(Exercise instructions): Write out the material exactly. Do not include the pictures.

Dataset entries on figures

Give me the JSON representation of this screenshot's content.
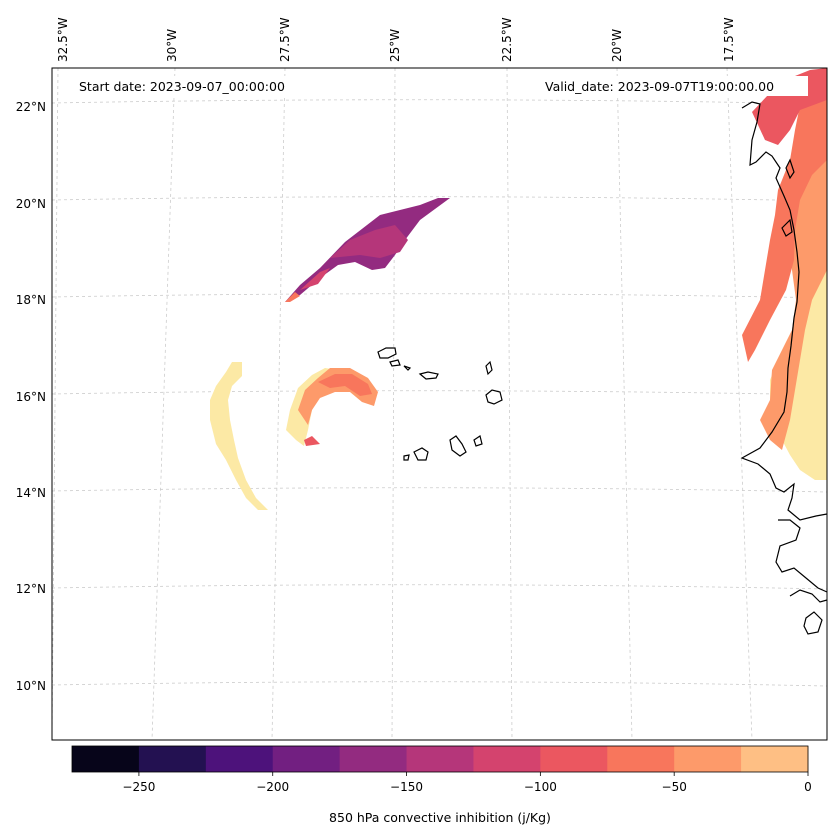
{
  "map": {
    "start_label": "Start date: 2023-09-07_00:00:00",
    "valid_label": "Valid_date: 2023-09-07T19:00:00.00",
    "lon_ticks": [
      "32.5°W",
      "30°W",
      "27.5°W",
      "25°W",
      "22.5°W",
      "20°W",
      "17.5°W"
    ],
    "lat_ticks": [
      "22°N",
      "20°N",
      "18°N",
      "16°N",
      "14°N",
      "12°N",
      "10°N"
    ]
  },
  "colorbar": {
    "label": "850 hPa convective inhibition (j/Kg)",
    "tick_labels": [
      "−250",
      "−200",
      "−150",
      "−100",
      "−50",
      "0"
    ],
    "colors": [
      "#07051a",
      "#231151",
      "#4d127b",
      "#721f81",
      "#932b80",
      "#b5367a",
      "#d4436e",
      "#eb5760",
      "#f8765c",
      "#fd9a6a",
      "#febf84",
      "#fce9a5"
    ]
  },
  "chart_data": {
    "type": "heatmap",
    "variable": "850 hPa convective inhibition",
    "units": "j/Kg",
    "levels": [
      -275,
      -250,
      -225,
      -200,
      -175,
      -150,
      -125,
      -100,
      -75,
      -50,
      -25,
      0
    ],
    "colorbar_ticks": [
      -250,
      -200,
      -150,
      -100,
      -50,
      0
    ],
    "lon_range": [
      -32.5,
      -15.5
    ],
    "lat_range": [
      9,
      22.8
    ]
  }
}
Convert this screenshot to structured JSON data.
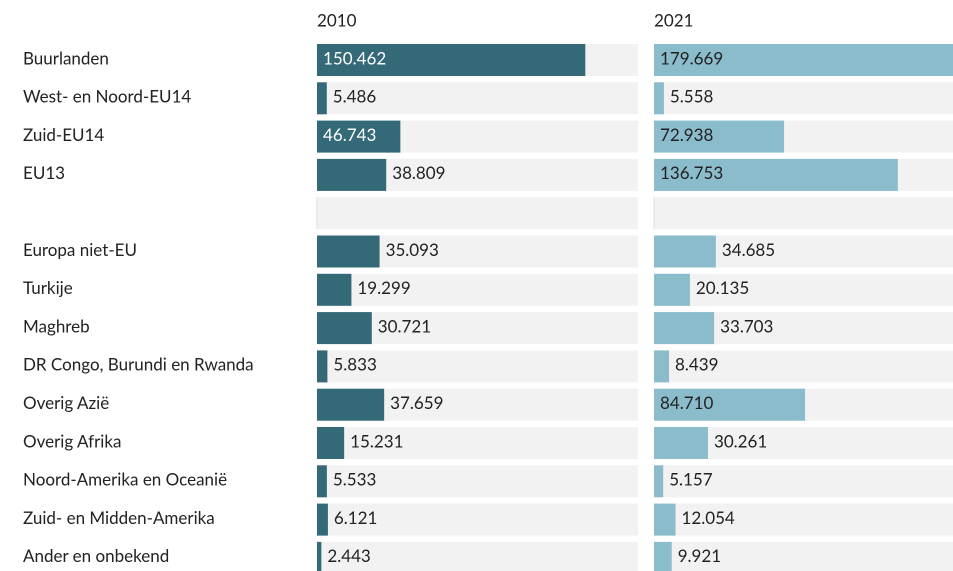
{
  "chart_data": {
    "type": "bar",
    "orientation": "horizontal",
    "categories": [
      "Buurlanden",
      "West- en Noord-EU14",
      "Zuid-EU14",
      "EU13",
      null,
      "Europa niet-EU",
      "Turkije",
      "Maghreb",
      "DR Congo, Burundi en Rwanda",
      "Overig Azië",
      "Overig Afrika",
      "Noord-Amerika en Oceanië",
      "Zuid- en Midden-Amerika",
      "Ander en onbekend"
    ],
    "xlim": [
      0,
      180000
    ],
    "series": [
      {
        "name": "2010",
        "color": "#346a78",
        "values": [
          150462,
          5486,
          46743,
          38809,
          null,
          35093,
          19299,
          30721,
          5833,
          37659,
          15231,
          5533,
          6121,
          2443
        ],
        "value_labels": [
          "150.462",
          "5.486",
          "46.743",
          "38.809",
          null,
          "35.093",
          "19.299",
          "30.721",
          "5.833",
          "37.659",
          "15.231",
          "5.533",
          "6.121",
          "2.443"
        ]
      },
      {
        "name": "2021",
        "color": "#8bbccc",
        "values": [
          179669,
          5558,
          72938,
          136753,
          null,
          34685,
          20135,
          33703,
          8439,
          84710,
          30261,
          5157,
          12054,
          9921
        ],
        "value_labels": [
          "179.669",
          "5.558",
          "72.938",
          "136.753",
          null,
          "34.685",
          "20.135",
          "33.703",
          "8.439",
          "84.710",
          "30.261",
          "5.157",
          "12.054",
          "9.921"
        ]
      }
    ]
  }
}
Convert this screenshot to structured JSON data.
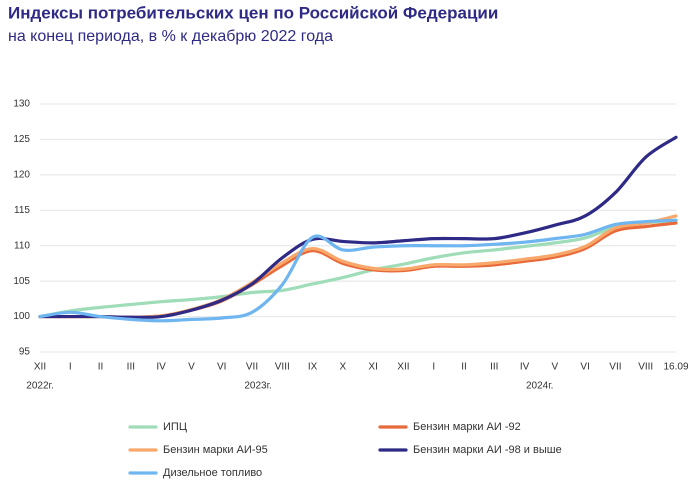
{
  "chart_data": {
    "type": "line",
    "title": "Индексы потребительских цен по Российской Федерации",
    "subtitle": "на конец периода, в % к декабрю 2022 года",
    "categories": [
      "XII",
      "I",
      "II",
      "III",
      "IV",
      "V",
      "VI",
      "VII",
      "VIII",
      "IX",
      "X",
      "XI",
      "XII",
      "I",
      "II",
      "III",
      "IV",
      "V",
      "VI",
      "VII",
      "VIII",
      "16.09"
    ],
    "year_labels": [
      "2022г.",
      "2023г.",
      "2024г."
    ],
    "ylim": [
      95,
      130
    ],
    "yticks": [
      95,
      100,
      105,
      110,
      115,
      120,
      125,
      130
    ],
    "grid": true,
    "series": [
      {
        "name": "ИПЦ",
        "color": "#9fdcb8",
        "values": [
          100,
          100.8,
          101.3,
          101.7,
          102.1,
          102.4,
          102.8,
          103.4,
          103.7,
          104.6,
          105.5,
          106.6,
          107.4,
          108.3,
          109.0,
          109.4,
          109.9,
          110.4,
          111.1,
          112.6,
          113.2,
          113.6
        ]
      },
      {
        "name": "Бензин марки АИ -92",
        "color": "#e8693a",
        "values": [
          100,
          100,
          100,
          99.9,
          100.1,
          100.9,
          102.2,
          104.5,
          107.2,
          109.3,
          107.5,
          106.6,
          106.5,
          107.1,
          107.1,
          107.3,
          107.8,
          108.4,
          109.6,
          112.1,
          112.7,
          113.2
        ]
      },
      {
        "name": "Бензин марки АИ-95",
        "color": "#f7a86a",
        "values": [
          100,
          100,
          100,
          99.9,
          100.1,
          101.0,
          102.4,
          104.8,
          107.6,
          109.6,
          107.8,
          106.8,
          106.7,
          107.3,
          107.3,
          107.6,
          108.1,
          108.7,
          109.9,
          112.5,
          113.2,
          114.2
        ]
      },
      {
        "name": "Бензин марки АИ -98 и  выше",
        "color": "#2e2a86",
        "values": [
          100,
          100,
          100,
          99.9,
          100,
          100.9,
          102.3,
          104.6,
          108.3,
          110.9,
          110.6,
          110.4,
          110.7,
          111.0,
          111.0,
          111.0,
          111.8,
          112.9,
          114.2,
          117.5,
          122.5,
          125.3
        ]
      },
      {
        "name": "Дизельное топливо",
        "color": "#6fb6f0",
        "values": [
          100,
          100.6,
          100,
          99.6,
          99.4,
          99.6,
          99.8,
          100.6,
          104.5,
          111.2,
          109.4,
          109.8,
          110.0,
          110.0,
          110.0,
          110.2,
          110.5,
          111.0,
          111.6,
          113.0,
          113.4,
          113.6
        ]
      }
    ]
  }
}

(Result):
Give me the JSON representation of this screenshot's content.
{
  "map": {
    "start_label": "Start date: 2023-09-07_00:00:00",
    "valid_label": "Valid_date: 2023-09-07T19:00:00.00",
    "lon_ticks": [
      "32.5°W",
      "30°W",
      "27.5°W",
      "25°W",
      "22.5°W",
      "20°W",
      "17.5°W"
    ],
    "lat_ticks": [
      "22°N",
      "20°N",
      "18°N",
      "16°N",
      "14°N",
      "12°N",
      "10°N"
    ]
  },
  "colorbar": {
    "label": "850 hPa convective inhibition (j/Kg)",
    "tick_labels": [
      "−250",
      "−200",
      "−150",
      "−100",
      "−50",
      "0"
    ],
    "colors": [
      "#07051a",
      "#231151",
      "#4d127b",
      "#721f81",
      "#932b80",
      "#b5367a",
      "#d4436e",
      "#eb5760",
      "#f8765c",
      "#fd9a6a",
      "#febf84",
      "#fce9a5"
    ]
  },
  "chart_data": {
    "type": "heatmap",
    "variable": "850 hPa convective inhibition",
    "units": "j/Kg",
    "levels": [
      -275,
      -250,
      -225,
      -200,
      -175,
      -150,
      -125,
      -100,
      -75,
      -50,
      -25,
      0
    ],
    "colorbar_ticks": [
      -250,
      -200,
      -150,
      -100,
      -50,
      0
    ],
    "lon_range": [
      -32.5,
      -15.5
    ],
    "lat_range": [
      9,
      22.8
    ]
  }
}
Convert this screenshot to structured JSON data.
{
  "chart_data": {
    "type": "bar",
    "orientation": "horizontal",
    "categories": [
      "Buurlanden",
      "West- en Noord-EU14",
      "Zuid-EU14",
      "EU13",
      null,
      "Europa niet-EU",
      "Turkije",
      "Maghreb",
      "DR Congo, Burundi en Rwanda",
      "Overig Azië",
      "Overig Afrika",
      "Noord-Amerika en Oceanië",
      "Zuid- en Midden-Amerika",
      "Ander en onbekend"
    ],
    "xlim": [
      0,
      180000
    ],
    "series": [
      {
        "name": "2010",
        "color": "#346a78",
        "values": [
          150462,
          5486,
          46743,
          38809,
          null,
          35093,
          19299,
          30721,
          5833,
          37659,
          15231,
          5533,
          6121,
          2443
        ],
        "value_labels": [
          "150.462",
          "5.486",
          "46.743",
          "38.809",
          null,
          "35.093",
          "19.299",
          "30.721",
          "5.833",
          "37.659",
          "15.231",
          "5.533",
          "6.121",
          "2.443"
        ]
      },
      {
        "name": "2021",
        "color": "#8bbccc",
        "values": [
          179669,
          5558,
          72938,
          136753,
          null,
          34685,
          20135,
          33703,
          8439,
          84710,
          30261,
          5157,
          12054,
          9921
        ],
        "value_labels": [
          "179.669",
          "5.558",
          "72.938",
          "136.753",
          null,
          "34.685",
          "20.135",
          "33.703",
          "8.439",
          "84.710",
          "30.261",
          "5.157",
          "12.054",
          "9.921"
        ]
      }
    ]
  }
}
Convert this screenshot to structured JSON data.
{
  "chart_data": {
    "type": "line",
    "title": "Индексы потребительских цен по Российской Федерации",
    "subtitle": "на конец периода, в % к декабрю 2022 года",
    "categories": [
      "XII",
      "I",
      "II",
      "III",
      "IV",
      "V",
      "VI",
      "VII",
      "VIII",
      "IX",
      "X",
      "XI",
      "XII",
      "I",
      "II",
      "III",
      "IV",
      "V",
      "VI",
      "VII",
      "VIII",
      "16.09"
    ],
    "year_labels": [
      "2022г.",
      "2023г.",
      "2024г."
    ],
    "ylim": [
      95,
      130
    ],
    "yticks": [
      95,
      100,
      105,
      110,
      115,
      120,
      125,
      130
    ],
    "grid": true,
    "series": [
      {
        "name": "ИПЦ",
        "color": "#9fdcb8",
        "values": [
          100,
          100.8,
          101.3,
          101.7,
          102.1,
          102.4,
          102.8,
          103.4,
          103.7,
          104.6,
          105.5,
          106.6,
          107.4,
          108.3,
          109.0,
          109.4,
          109.9,
          110.4,
          111.1,
          112.6,
          113.2,
          113.6
        ]
      },
      {
        "name": "Бензин марки АИ -92",
        "color": "#e8693a",
        "values": [
          100,
          100,
          100,
          99.9,
          100.1,
          100.9,
          102.2,
          104.5,
          107.2,
          109.3,
          107.5,
          106.6,
          106.5,
          107.1,
          107.1,
          107.3,
          107.8,
          108.4,
          109.6,
          112.1,
          112.7,
          113.2
        ]
      },
      {
        "name": "Бензин марки АИ-95",
        "color": "#f7a86a",
        "values": [
          100,
          100,
          100,
          99.9,
          100.1,
          101.0,
          102.4,
          104.8,
          107.6,
          109.6,
          107.8,
          106.8,
          106.7,
          107.3,
          107.3,
          107.6,
          108.1,
          108.7,
          109.9,
          112.5,
          113.2,
          114.2
        ]
      },
      {
        "name": "Бензин марки АИ -98 и  выше",
        "color": "#2e2a86",
        "values": [
          100,
          100,
          100,
          99.9,
          100,
          100.9,
          102.3,
          104.6,
          108.3,
          110.9,
          110.6,
          110.4,
          110.7,
          111.0,
          111.0,
          111.0,
          111.8,
          112.9,
          114.2,
          117.5,
          122.5,
          125.3
        ]
      },
      {
        "name": "Дизельное топливо",
        "color": "#6fb6f0",
        "values": [
          100,
          100.6,
          100,
          99.6,
          99.4,
          99.6,
          99.8,
          100.6,
          104.5,
          111.2,
          109.4,
          109.8,
          110.0,
          110.0,
          110.0,
          110.2,
          110.5,
          111.0,
          111.6,
          113.0,
          113.4,
          113.6
        ]
      }
    ]
  }
}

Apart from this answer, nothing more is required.